■ What to do:
Make a tally of the lines in the records that include the string "Kennisgeving", and give only that number.

[Dataset records]
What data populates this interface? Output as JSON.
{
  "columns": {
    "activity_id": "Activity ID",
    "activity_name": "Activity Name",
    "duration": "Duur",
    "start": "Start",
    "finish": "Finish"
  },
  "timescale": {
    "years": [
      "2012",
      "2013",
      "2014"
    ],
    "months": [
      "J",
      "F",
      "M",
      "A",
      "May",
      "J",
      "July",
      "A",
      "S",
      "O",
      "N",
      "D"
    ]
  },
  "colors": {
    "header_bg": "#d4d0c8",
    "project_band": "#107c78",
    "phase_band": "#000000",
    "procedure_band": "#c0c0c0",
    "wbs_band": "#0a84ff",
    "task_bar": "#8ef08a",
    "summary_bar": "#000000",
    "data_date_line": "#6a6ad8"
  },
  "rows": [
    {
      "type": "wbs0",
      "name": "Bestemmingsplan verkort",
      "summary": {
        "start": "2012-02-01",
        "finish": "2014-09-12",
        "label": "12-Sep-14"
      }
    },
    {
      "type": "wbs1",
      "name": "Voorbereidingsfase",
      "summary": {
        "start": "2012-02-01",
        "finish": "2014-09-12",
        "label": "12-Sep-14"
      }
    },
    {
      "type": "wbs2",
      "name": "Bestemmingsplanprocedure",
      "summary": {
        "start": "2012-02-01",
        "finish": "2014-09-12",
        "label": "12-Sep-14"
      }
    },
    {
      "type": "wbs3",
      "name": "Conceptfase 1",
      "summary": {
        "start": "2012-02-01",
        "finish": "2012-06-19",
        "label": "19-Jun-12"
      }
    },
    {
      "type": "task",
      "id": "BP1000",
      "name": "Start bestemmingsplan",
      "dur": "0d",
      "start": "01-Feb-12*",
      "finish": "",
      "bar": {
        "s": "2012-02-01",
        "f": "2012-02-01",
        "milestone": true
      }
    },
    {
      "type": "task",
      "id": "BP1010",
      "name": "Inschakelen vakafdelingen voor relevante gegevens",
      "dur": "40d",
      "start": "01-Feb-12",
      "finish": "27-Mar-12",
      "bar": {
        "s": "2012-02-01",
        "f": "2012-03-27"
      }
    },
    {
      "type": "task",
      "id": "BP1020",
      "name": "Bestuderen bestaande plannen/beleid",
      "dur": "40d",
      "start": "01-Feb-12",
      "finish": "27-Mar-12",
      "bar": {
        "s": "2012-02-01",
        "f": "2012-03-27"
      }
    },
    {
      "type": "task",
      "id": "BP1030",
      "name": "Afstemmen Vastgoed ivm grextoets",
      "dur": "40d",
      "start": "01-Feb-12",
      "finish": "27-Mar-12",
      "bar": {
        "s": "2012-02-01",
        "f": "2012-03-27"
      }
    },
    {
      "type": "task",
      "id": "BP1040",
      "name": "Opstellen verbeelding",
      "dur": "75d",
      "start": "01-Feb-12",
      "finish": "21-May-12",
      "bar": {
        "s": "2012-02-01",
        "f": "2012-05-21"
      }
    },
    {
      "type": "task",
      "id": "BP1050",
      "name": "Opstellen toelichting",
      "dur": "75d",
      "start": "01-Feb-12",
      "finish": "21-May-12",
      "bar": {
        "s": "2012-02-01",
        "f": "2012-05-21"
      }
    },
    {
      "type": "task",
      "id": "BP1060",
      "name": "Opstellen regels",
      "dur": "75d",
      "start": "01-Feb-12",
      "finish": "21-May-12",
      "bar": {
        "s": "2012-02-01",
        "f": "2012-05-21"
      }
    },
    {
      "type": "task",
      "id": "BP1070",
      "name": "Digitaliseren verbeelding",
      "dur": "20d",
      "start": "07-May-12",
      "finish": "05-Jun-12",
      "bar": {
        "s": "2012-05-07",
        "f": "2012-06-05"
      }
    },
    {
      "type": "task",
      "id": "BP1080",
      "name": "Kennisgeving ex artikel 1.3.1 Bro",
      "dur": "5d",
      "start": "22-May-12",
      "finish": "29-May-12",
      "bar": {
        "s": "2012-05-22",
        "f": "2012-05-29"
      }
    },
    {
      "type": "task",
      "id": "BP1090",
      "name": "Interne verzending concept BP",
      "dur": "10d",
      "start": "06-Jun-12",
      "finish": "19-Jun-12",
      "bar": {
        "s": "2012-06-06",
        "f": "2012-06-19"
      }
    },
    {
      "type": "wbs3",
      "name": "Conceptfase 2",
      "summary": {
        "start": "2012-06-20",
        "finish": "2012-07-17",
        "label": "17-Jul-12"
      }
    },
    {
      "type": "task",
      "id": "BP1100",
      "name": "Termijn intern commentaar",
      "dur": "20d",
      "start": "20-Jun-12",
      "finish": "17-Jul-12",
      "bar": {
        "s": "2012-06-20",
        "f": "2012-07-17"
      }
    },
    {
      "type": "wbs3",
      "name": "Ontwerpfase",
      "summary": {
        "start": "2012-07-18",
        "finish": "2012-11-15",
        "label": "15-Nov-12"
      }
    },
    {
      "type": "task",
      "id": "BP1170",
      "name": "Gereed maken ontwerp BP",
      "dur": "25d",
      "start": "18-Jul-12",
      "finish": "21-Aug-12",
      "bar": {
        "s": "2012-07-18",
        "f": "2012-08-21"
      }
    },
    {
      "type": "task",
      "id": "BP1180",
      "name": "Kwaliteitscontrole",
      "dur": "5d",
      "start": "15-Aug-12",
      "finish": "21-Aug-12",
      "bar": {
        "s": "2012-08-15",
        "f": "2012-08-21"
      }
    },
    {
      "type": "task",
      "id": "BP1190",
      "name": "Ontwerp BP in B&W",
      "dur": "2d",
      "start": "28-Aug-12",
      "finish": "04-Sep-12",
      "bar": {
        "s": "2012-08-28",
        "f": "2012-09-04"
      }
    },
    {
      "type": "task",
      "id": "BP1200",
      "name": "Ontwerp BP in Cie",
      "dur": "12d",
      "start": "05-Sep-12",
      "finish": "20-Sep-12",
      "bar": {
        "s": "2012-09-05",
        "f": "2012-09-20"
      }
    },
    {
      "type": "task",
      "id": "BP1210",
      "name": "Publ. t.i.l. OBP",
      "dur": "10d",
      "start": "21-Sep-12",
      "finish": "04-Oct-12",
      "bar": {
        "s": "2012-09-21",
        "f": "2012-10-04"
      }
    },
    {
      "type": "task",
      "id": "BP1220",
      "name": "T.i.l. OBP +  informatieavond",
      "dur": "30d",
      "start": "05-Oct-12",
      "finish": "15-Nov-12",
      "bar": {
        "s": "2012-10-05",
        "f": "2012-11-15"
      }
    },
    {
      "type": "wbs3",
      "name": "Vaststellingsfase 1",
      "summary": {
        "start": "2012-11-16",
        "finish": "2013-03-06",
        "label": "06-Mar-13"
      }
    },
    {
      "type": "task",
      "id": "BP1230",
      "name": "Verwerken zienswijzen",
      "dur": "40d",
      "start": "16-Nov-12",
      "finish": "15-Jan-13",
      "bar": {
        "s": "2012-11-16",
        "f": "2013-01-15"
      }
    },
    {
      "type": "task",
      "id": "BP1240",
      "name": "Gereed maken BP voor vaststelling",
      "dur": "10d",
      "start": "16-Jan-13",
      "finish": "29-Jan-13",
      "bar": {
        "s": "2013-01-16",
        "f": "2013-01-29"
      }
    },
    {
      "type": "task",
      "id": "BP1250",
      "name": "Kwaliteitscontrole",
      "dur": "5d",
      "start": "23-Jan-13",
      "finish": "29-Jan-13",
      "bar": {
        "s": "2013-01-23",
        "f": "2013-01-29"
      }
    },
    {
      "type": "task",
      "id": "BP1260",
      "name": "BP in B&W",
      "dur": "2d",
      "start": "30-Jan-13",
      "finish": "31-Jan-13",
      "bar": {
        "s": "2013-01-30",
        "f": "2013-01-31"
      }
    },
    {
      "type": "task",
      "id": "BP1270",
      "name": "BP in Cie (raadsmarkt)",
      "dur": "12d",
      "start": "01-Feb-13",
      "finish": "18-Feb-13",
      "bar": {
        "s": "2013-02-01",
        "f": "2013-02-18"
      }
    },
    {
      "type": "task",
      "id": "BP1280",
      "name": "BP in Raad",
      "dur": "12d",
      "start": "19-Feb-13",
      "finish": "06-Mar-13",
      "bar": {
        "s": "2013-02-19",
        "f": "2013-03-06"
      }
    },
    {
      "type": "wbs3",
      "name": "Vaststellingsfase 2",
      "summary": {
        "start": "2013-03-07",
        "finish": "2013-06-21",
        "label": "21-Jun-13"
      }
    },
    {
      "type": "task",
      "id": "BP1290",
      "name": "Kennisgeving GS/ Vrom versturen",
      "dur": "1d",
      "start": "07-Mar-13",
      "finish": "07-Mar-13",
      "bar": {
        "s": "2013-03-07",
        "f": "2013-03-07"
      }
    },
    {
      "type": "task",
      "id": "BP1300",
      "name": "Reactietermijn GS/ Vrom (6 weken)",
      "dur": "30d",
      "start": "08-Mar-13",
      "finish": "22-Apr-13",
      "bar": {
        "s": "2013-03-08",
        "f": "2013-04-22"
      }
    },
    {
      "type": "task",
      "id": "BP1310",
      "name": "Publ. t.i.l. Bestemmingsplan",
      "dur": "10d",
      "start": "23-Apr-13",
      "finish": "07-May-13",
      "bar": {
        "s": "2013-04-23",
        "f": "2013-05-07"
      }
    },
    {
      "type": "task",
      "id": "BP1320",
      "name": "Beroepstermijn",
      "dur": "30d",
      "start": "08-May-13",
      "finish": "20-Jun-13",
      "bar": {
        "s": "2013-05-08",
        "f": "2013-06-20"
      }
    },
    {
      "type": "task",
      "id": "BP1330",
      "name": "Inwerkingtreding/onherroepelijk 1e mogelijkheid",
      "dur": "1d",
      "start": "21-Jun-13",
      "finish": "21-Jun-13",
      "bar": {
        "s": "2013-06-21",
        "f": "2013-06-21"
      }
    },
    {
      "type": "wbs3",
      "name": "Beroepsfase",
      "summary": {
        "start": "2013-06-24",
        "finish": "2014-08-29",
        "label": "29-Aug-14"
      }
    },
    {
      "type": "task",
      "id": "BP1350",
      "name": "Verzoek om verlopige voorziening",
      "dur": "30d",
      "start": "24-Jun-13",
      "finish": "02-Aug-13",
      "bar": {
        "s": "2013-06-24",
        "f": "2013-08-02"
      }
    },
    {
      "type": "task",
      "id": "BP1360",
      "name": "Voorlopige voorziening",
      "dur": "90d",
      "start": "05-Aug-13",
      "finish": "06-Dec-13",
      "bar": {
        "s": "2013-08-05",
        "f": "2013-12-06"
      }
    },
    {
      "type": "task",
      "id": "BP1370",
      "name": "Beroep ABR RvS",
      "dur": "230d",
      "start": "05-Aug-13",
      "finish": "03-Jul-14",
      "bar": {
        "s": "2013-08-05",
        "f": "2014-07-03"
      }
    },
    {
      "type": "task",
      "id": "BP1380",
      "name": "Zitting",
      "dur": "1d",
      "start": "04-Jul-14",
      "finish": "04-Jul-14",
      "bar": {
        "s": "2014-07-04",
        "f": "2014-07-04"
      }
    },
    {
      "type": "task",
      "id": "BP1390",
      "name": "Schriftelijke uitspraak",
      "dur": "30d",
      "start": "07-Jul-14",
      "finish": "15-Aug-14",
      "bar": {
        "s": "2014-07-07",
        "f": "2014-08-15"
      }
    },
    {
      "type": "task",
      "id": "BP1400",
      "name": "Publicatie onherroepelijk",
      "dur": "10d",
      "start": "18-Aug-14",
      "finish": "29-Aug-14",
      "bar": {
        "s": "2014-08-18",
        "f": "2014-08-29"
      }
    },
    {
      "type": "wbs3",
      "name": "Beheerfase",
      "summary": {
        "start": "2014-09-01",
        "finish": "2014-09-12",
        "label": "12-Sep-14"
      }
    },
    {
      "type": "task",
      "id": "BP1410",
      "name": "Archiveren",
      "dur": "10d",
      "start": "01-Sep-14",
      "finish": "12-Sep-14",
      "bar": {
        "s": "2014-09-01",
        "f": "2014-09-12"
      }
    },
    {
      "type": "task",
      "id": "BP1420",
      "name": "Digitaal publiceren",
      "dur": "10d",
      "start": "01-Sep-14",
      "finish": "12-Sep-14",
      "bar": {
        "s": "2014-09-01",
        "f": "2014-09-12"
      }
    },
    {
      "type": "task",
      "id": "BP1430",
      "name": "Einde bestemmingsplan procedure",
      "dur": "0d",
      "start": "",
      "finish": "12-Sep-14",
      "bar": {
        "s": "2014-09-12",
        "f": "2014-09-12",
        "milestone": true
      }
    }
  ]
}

■ Worked solution:
2